> _The problem_
Pick out each line below containing "rest".

> _Provided entries_
# # # #
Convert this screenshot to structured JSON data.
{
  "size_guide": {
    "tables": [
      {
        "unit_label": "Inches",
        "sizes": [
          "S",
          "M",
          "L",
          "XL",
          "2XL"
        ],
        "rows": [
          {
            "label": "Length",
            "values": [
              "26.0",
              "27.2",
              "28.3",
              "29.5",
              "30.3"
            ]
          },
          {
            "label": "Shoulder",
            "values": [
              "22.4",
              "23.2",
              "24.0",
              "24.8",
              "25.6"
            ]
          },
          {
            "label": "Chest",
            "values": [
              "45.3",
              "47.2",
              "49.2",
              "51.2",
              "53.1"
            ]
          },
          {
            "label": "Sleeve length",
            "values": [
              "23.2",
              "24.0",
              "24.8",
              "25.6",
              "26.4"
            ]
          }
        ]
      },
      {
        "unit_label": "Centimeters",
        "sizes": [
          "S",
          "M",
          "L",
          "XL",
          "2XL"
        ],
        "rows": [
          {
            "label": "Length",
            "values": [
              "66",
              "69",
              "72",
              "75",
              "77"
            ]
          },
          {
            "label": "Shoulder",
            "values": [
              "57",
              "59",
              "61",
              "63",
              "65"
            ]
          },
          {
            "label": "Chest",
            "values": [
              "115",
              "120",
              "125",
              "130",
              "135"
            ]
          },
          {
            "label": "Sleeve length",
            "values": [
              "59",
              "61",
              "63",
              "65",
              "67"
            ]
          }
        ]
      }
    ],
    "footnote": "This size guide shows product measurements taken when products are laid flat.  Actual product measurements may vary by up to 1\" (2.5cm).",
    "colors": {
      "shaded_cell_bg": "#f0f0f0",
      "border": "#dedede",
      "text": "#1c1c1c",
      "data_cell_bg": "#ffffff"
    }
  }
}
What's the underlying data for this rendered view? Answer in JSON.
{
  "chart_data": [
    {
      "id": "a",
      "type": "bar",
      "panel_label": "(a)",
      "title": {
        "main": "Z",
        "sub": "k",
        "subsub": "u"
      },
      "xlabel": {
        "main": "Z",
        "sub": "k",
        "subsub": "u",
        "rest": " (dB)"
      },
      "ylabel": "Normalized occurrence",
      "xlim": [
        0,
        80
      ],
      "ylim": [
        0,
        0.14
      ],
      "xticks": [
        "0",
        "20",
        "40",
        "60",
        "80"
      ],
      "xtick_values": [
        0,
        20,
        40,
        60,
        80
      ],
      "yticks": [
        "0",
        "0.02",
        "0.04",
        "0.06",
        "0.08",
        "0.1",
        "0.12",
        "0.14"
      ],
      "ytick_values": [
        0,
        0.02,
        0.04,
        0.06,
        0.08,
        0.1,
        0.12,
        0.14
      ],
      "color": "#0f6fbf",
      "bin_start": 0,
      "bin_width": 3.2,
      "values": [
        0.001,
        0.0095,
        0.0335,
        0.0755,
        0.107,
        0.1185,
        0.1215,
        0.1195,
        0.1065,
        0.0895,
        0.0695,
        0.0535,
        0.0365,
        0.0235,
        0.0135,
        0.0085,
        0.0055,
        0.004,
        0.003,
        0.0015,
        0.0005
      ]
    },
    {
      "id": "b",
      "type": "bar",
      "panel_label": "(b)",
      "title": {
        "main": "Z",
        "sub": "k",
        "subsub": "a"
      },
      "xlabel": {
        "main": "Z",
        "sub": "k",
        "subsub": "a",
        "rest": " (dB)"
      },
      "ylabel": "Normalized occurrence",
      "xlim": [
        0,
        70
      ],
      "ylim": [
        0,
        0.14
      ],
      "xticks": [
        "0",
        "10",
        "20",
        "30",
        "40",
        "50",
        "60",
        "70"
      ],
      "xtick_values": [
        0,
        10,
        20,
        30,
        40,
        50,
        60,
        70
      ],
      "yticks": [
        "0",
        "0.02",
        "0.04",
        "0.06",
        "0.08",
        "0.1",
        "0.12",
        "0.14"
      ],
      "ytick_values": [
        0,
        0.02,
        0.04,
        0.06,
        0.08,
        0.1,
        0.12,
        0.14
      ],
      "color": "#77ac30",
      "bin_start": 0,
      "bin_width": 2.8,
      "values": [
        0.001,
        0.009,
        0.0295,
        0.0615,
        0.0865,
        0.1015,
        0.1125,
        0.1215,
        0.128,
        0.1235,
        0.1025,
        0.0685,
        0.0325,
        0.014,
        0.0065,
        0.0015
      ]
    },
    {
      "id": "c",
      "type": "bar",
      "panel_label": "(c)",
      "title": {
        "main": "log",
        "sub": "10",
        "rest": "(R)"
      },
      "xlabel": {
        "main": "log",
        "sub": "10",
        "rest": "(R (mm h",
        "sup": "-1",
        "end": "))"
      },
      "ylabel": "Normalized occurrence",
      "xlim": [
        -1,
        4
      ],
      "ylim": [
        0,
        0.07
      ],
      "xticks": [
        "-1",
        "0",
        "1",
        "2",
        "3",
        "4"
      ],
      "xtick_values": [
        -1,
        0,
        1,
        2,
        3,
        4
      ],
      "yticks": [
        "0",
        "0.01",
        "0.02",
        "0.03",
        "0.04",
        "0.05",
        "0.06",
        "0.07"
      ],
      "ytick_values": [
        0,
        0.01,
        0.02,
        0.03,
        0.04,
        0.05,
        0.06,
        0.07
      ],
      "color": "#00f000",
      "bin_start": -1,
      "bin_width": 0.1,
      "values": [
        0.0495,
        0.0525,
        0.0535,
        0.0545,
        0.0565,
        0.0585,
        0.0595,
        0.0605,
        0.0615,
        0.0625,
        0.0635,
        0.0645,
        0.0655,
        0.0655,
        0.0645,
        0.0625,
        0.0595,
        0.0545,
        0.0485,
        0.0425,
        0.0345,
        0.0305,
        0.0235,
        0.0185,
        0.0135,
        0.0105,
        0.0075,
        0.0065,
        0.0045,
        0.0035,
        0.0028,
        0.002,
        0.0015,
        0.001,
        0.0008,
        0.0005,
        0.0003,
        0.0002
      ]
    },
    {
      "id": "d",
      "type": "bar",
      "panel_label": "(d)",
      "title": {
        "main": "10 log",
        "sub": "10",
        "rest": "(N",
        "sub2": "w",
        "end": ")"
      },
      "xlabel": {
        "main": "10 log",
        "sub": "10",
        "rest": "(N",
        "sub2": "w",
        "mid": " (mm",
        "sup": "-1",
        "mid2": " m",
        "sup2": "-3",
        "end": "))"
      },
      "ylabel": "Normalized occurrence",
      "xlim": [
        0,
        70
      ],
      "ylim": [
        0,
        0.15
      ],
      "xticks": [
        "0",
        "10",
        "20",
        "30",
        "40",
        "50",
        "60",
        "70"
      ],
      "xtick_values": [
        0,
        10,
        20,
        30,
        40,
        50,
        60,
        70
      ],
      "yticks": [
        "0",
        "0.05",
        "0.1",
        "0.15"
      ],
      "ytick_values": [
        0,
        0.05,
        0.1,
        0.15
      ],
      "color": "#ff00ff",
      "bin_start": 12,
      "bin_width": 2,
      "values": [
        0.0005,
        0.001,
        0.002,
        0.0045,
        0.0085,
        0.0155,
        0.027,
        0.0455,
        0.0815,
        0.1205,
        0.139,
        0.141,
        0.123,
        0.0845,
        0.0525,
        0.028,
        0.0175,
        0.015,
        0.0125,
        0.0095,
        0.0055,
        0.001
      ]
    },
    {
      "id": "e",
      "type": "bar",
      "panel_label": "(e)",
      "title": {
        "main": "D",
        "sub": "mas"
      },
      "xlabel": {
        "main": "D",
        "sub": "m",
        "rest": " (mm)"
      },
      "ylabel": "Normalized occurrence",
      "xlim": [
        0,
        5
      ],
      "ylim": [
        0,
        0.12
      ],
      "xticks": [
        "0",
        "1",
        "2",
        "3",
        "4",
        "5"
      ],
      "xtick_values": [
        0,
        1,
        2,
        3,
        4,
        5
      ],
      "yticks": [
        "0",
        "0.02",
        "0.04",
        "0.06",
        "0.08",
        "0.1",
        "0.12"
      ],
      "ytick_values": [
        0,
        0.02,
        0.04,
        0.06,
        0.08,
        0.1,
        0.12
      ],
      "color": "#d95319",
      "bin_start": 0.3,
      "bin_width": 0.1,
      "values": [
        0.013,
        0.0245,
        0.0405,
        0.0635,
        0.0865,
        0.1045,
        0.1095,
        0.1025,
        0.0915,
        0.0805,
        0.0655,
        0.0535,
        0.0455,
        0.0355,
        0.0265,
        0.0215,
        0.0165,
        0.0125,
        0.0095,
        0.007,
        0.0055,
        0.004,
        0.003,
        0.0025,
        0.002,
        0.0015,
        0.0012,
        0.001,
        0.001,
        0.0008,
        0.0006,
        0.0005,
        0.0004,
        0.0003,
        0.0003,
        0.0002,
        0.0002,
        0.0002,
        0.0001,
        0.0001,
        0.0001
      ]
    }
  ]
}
# # # #
> _Exercise solution_
        "rest": " (dB)"
        "rest": " (dB)"
        "rest": "(R)"
        "rest": "(R (mm h",
        "rest": "(N",
        "rest": "(N",
        "rest": " (mm)"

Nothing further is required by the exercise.